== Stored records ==
□ □ □ □ □

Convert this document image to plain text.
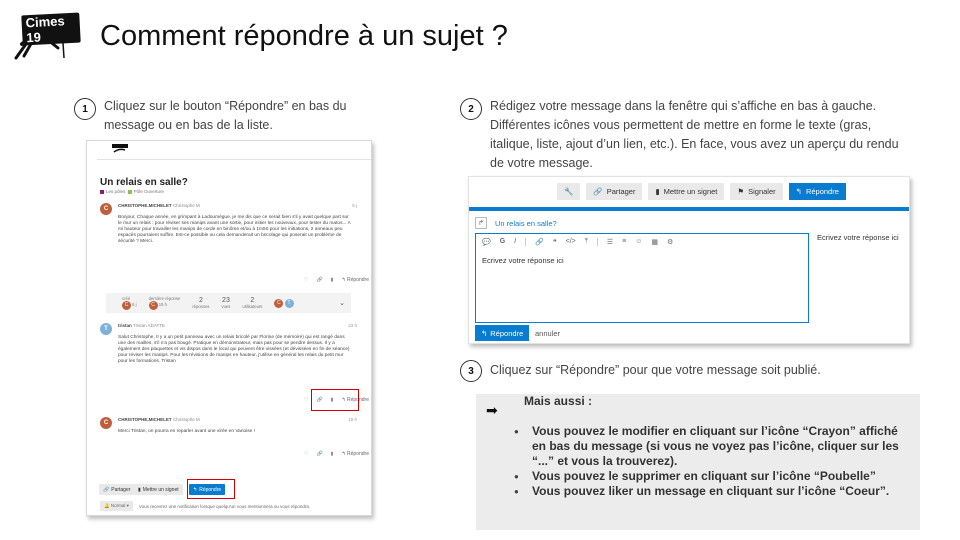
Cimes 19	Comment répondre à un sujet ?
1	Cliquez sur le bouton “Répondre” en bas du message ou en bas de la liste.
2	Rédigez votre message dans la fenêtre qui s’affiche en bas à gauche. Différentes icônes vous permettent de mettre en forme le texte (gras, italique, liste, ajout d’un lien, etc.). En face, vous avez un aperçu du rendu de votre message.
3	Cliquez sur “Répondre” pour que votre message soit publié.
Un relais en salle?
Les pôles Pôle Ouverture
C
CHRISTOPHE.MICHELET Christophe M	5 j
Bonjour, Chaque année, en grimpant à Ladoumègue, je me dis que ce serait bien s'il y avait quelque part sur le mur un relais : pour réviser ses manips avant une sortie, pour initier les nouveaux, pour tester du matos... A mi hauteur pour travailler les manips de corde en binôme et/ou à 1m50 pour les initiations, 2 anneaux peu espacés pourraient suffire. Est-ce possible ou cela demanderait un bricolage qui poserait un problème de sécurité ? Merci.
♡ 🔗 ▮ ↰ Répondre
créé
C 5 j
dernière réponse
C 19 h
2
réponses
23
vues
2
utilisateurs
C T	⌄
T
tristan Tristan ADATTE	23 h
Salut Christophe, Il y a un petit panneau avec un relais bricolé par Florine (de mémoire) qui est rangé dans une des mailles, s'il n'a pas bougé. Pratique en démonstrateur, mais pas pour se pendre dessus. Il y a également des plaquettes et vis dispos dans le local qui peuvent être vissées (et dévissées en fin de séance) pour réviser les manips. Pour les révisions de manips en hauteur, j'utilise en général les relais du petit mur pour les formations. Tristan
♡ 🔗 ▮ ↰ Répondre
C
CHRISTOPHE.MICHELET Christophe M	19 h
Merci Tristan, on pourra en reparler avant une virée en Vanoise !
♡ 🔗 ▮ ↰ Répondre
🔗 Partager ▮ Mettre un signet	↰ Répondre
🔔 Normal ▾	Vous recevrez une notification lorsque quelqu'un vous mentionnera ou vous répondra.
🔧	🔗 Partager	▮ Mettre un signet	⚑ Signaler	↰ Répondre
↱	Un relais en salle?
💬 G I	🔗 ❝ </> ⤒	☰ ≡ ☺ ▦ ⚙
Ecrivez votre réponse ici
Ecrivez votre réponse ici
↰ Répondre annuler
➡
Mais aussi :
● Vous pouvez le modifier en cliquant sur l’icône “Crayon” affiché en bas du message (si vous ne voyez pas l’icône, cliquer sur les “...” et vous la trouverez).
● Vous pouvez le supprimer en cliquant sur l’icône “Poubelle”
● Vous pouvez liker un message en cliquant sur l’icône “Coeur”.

□ □ □ □ □

== REQUEST ==
Among the entries above, how many lines hold the string "Merci"? Give the number by itself.

== THE OUTPUT ==
2